>> BEGIN RAW DATA

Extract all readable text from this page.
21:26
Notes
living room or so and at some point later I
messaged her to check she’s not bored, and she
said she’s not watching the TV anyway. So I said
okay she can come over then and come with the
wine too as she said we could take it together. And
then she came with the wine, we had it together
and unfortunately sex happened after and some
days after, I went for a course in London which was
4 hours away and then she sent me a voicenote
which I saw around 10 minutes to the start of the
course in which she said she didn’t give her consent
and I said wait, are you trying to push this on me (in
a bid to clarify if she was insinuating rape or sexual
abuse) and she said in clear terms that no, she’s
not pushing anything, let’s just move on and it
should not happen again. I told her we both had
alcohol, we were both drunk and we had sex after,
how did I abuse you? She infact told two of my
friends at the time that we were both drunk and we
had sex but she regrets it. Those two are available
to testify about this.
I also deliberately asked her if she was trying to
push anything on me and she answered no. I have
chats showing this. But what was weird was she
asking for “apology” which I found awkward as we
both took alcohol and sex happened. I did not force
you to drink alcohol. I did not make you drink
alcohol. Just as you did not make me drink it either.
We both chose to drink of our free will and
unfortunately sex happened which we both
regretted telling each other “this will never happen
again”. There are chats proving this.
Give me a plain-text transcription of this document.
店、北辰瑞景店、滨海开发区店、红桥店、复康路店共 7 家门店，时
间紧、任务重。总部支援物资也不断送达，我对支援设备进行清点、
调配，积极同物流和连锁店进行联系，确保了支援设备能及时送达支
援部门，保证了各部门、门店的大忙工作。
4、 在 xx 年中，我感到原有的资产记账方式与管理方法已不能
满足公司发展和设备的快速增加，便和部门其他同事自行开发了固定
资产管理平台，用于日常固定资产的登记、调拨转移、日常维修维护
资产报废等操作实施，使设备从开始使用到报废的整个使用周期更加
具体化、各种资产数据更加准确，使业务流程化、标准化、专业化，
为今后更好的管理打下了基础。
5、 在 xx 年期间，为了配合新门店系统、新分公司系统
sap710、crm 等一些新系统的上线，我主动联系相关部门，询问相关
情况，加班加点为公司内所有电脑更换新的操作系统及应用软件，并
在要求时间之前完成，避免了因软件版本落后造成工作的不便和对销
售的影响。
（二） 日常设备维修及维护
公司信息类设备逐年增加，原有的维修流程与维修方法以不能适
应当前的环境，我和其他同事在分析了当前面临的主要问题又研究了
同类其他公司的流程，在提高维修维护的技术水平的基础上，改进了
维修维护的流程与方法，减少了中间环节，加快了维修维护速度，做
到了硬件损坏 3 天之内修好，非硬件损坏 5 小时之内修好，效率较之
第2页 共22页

>> END RAW DATA

--- SET TASK ---
Please set down the whole listing above without altering a single line.

--- ANSWER TO THE TASK ---
Extract all readable text from this page.
21:26
Notes
living room or so and at some point later I
messaged her to check she’s not bored, and she
said she’s not watching the TV anyway. So I said
okay she can come over then and come with the
wine too as she said we could take it together. And
then she came with the wine, we had it together
and unfortunately sex happened after and some
days after, I went for a course in London which was
4 hours away and then she sent me a voicenote
which I saw around 10 minutes to the start of the
course in which she said she didn’t give her consent
and I said wait, are you trying to push this on me (in
a bid to clarify if she was insinuating rape or sexual
abuse) and she said in clear terms that no, she’s
not pushing anything, let’s just move on and it
should not happen again. I told her we both had
alcohol, we were both drunk and we had sex after,
how did I abuse you? She infact told two of my
friends at the time that we were both drunk and we
had sex but she regrets it. Those two are available
to testify about this.
I also deliberately asked her if she was trying to
push anything on me and she answered no. I have
chats showing this. But what was weird was she
asking for “apology” which I found awkward as we
both took alcohol and sex happened. I did not force
you to drink alcohol. I did not make you drink
alcohol. Just as you did not make me drink it either.
We both chose to drink of our free will and
unfortunately sex happened which we both
regretted telling each other “this will never happen
again”. There are chats proving this.
Give me a plain-text transcription of this document.
店、北辰瑞景店、滨海开发区店、红桥店、复康路店共 7 家门店，时
间紧、任务重。总部支援物资也不断送达，我对支援设备进行清点、
调配，积极同物流和连锁店进行联系，确保了支援设备能及时送达支
援部门，保证了各部门、门店的大忙工作。
4、 在 xx 年中，我感到原有的资产记账方式与管理方法已不能
满足公司发展和设备的快速增加，便和部门其他同事自行开发了固定
资产管理平台，用于日常固定资产的登记、调拨转移、日常维修维护
资产报废等操作实施，使设备从开始使用到报废的整个使用周期更加
具体化、各种资产数据更加准确，使业务流程化、标准化、专业化，
为今后更好的管理打下了基础。
5、 在 xx 年期间，为了配合新门店系统、新分公司系统
sap710、crm 等一些新系统的上线，我主动联系相关部门，询问相关
情况，加班加点为公司内所有电脑更换新的操作系统及应用软件，并
在要求时间之前完成，避免了因软件版本落后造成工作的不便和对销
售的影响。
（二） 日常设备维修及维护
公司信息类设备逐年增加，原有的维修流程与维修方法以不能适
应当前的环境，我和其他同事在分析了当前面临的主要问题又研究了
同类其他公司的流程，在提高维修维护的技术水平的基础上，改进了
维修维护的流程与方法，减少了中间环节，加快了维修维护速度，做
到了硬件损坏 3 天之内修好，非硬件损坏 5 小时之内修好，效率较之
第2页 共22页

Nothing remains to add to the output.